▶ [PASSAGE GIVEN]:
------

Comments on Language Structure: A plausible theory

Richard Hudson, University College London

Abstract

This comment on Lamb’s article “Language structure: A plausible theory” explores the similarities and differences between Lamb’s theory and my own theory called Word Grammar, which was inspired by Lamb’s work in the 1960s. The two theories share Lamb’s view that language is a symbolic network, just like the rest of our knowledge. The note explains this claim, then picks out a number of differences between the theories, all of which centre on the distinction between types and tokens. In Word Grammar, tokens are represented as temporary nodes added to the permanent network, and allow the theory to use dependency structure rather than phrase structure, to include mental referents, to recognise the messiness of spreading activation and to include a monotonic theory of default inheritance.

Keywords: dependency, Word Grammar, spreading activation, default inheritance, tokens, network

Lamb’s ideas about networks inspired me in the 1960s, and provided the foundations for my own network-based theory, called‘Word Grammar’ (Hudson 1984, 1990, 2007, 2010). So it’s perhaps not surprising that we agree on the most important issues:

  1. Language is a network in which the nodes are just unstructured atoms and the labels are redundant.
  2. This network is a symbolic network (Lamb’s ‘relational network’) in which each node corresponds to a separate mental unit (in my terms, to a concept).
  3. There are no boundaries between this network and the rest of the network for general cognition.

For example, here’s the core of a network entry for the lexical item DOG. It uses Word-Grammar notation, but conceptually it could come from either theory.

a

Figure 1: A conceptual network

In words, Figure 1 asserts that the lexeme DOG is a noun (the small triangle denotes the ‘isa’ relation), which means ‘dog’ (the general concept of a typical dog), which is an animal and which barks. DOG is typically dependent on another word, and is realised by the root morpheme {dog}, which may be the host for an affix. The horizontal arcs denote Lamb’s tactic patterns (how things combine with one another), the lines with triangles denote his unordered downward links, while the vertical ones denote his other upward and downwardlinks. The labels are redundant because each node has a unique position in the total network, and the only way to invoke a node is by linking directly to it; so a label such as ‘DOG’ never appears anywhere else in the network. The nodes are symbolic because each identifies a single concept, which is in turn only represented by that node. And there are no boundaries in the network between the ‘linguistic nodes’ in the bottom half of the network and the ‘non-linguistic nodes’ of ordinary cognition in the top half.

Claims #2 (symbolic network) and #3 (no boundaries) link us to the Cognitive Linguistics movement, which of course Lamb’s early work predated by a couple of decades. Maybe #1 (nothing but networks) distinguishes us from all other contemporary theories covering the whole of language; but we should both be pleased to note that our views are shared by an important theory of morphology, Network Morphology (Brown and Hippisley 2012). And, of course, Head-driven Phrase Structure Grammar presents a somewhat similar view of language as a rather limited kind of network, a Directed Acyclic Graph (Pollard and Sag 1994).

These general claims are easy to justify in terms of cognitive psychology, and Lamb offers a much better bridge to neuroscience than I could ever do. Lamb also makes the important point that the claims are easy to justify with evidence from linguistics, and that this evidence is an important contribution by linguistics to the general science of the mind. It is odd how reluctant other linguists are to make this point, especially given the importance of language in experimental cognitive psychology.

------

▶ [TASK 1]:
Please retype the records from the line with "- bar-visitors-apr-20[interactable]: [202, 405, 213, 515]" up to and including the line with "- bar-visitors-apr-14[interactable]: [44, 407, 54, 515]", with no changes.

------

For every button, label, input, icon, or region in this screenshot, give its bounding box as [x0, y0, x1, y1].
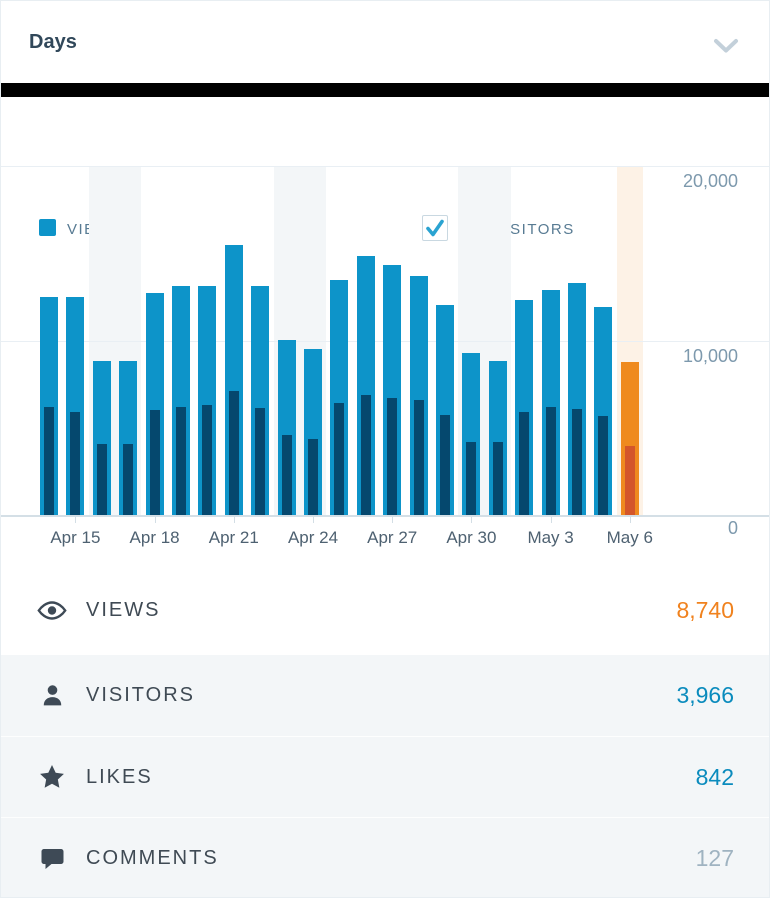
- bar-visitors-apr-20[interactable]: [202, 405, 213, 515]
- bar-visitors-apr-30[interactable]: [466, 442, 477, 515]
- visitors-checkbox[interactable]: [422, 215, 448, 241]
- x-label-apr-30: Apr 30: [446, 528, 497, 547]
- bar-visitors-apr-14[interactable]: [44, 407, 54, 515]
- x-tick-apr-27: [392, 516, 394, 523]
- row-label-visitors: VISITORS: [86, 684, 195, 706]
- x-label-apr-18: Apr 18: [129, 528, 180, 547]
- bar-visitors-may-6[interactable]: [624, 446, 635, 515]
- views-legend-swatch: [39, 219, 56, 236]
- bar-visitors-apr-26[interactable]: [360, 395, 371, 515]
- x-label-may-3: May 3: [527, 528, 574, 547]
- summary-row-visitors[interactable]: VISITORS 3,966: [1, 655, 769, 736]
- eye-icon: [37, 601, 67, 620]
- row-value-views: 8,740: [676, 597, 734, 623]
- bar-visitors-apr-27[interactable]: [387, 398, 398, 515]
- row-label-views: VIEWS: [86, 599, 161, 621]
- bar-visitors-may-4[interactable]: [572, 409, 582, 515]
- x-axis-line: [1, 515, 769, 517]
- x-label-may-6: May 6: [606, 528, 653, 547]
- summary-row-comments[interactable]: COMMENTS 127: [1, 817, 769, 897]
- summary-row-likes[interactable]: LIKES 842: [1, 736, 769, 817]
- x-tick-may-6: [629, 516, 631, 523]
- bar-visitors-may-3[interactable]: [545, 407, 556, 515]
- y-label-10000: 10,000: [682, 345, 738, 366]
- x-tick-apr-18: [154, 516, 156, 523]
- x-label-apr-21: Apr 21: [208, 528, 259, 547]
- period-title: Days: [29, 31, 77, 53]
- summary-row-views[interactable]: VIEWS 8,740: [1, 566, 769, 655]
- bar-visitors-apr-15[interactable]: [70, 412, 81, 515]
- bar-visitors-apr-23[interactable]: [281, 435, 292, 515]
- x-tick-apr-24: [313, 516, 314, 523]
- bar-visitors-apr-18[interactable]: [149, 410, 160, 515]
- bar-visitors-may-5[interactable]: [598, 416, 609, 515]
- star-icon: [40, 764, 64, 788]
- x-tick-apr-30: [471, 516, 473, 523]
- bar-visitors-apr-22[interactable]: [255, 408, 266, 515]
- row-value-comments: 127: [695, 845, 734, 871]
- checkmark-icon: [426, 219, 444, 236]
- period-header[interactable]: Days: [1, 1, 769, 83]
- bar-visitors-may-1[interactable]: [492, 442, 503, 515]
- x-tick-apr-21: [233, 516, 235, 523]
- y-label-0: 0: [727, 518, 738, 538]
- bar-visitors-apr-21[interactable]: [228, 391, 239, 515]
- row-value-likes: 842: [695, 763, 734, 790]
- bar-visitors-apr-16[interactable]: [96, 444, 107, 515]
- row-label-likes: LIKES: [86, 765, 153, 788]
- bar-visitors-apr-28[interactable]: [413, 400, 424, 515]
- x-tick-apr-15: [75, 516, 77, 523]
- bar-visitors-apr-25[interactable]: [334, 403, 345, 515]
- x-label-apr-15: Apr 15: [50, 528, 101, 547]
- row-value-visitors: 3,966: [676, 682, 734, 708]
- person-icon: [43, 685, 61, 706]
- bar-chart: Apr 15 Apr 18 Apr 21 Apr 24 Apr 27 Apr 30 May …: [1, 1, 769, 566]
- x-tick-may-3: [550, 516, 552, 523]
- bar-visitors-apr-17[interactable]: [123, 444, 134, 515]
- visitors-legend-label[interactable]: VISITORS: [493, 221, 575, 238]
- row-label-comments: COMMENTS: [86, 847, 219, 869]
- bar-visitors-may-2[interactable]: [519, 412, 530, 515]
- x-label-apr-24: Apr 24: [287, 528, 339, 547]
- chevron-down-icon[interactable]: [713, 38, 739, 54]
- bar-visitors-apr-29[interactable]: [440, 415, 450, 515]
- bar-visitors-apr-19[interactable]: [176, 407, 186, 515]
- gridline-20000: [1, 166, 769, 167]
- y-label-20000: 20,000: [682, 171, 738, 191]
- comment-icon: [41, 848, 63, 869]
- divider-bar: [1, 83, 769, 97]
- bar-visitors-apr-24[interactable]: [308, 439, 318, 515]
- x-label-apr-27: Apr 27: [367, 528, 418, 547]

------

▶ [TASK 2]:
Answer these about the comment on Lamb's theory:
(a) What is the author's own network-based theory called?
(b) In Figure 1, what does the small triangle denote?
(c) Which theory of morphology shares the two authors' views?

▶ [WORKED ANSWER 1]:
- bar-visitors-apr-20[interactable]: [202, 405, 213, 515]
- bar-visitors-apr-30[interactable]: [466, 442, 477, 515]
- visitors-checkbox[interactable]: [422, 215, 448, 241]
- x-label-apr-30: Apr 30: [446, 528, 497, 547]
- bar-visitors-apr-14[interactable]: [44, 407, 54, 515]

▶ [WORKED ANSWER 2]:
(a) Word Grammar
(b) The 'isa' relation
(c) Network Morphology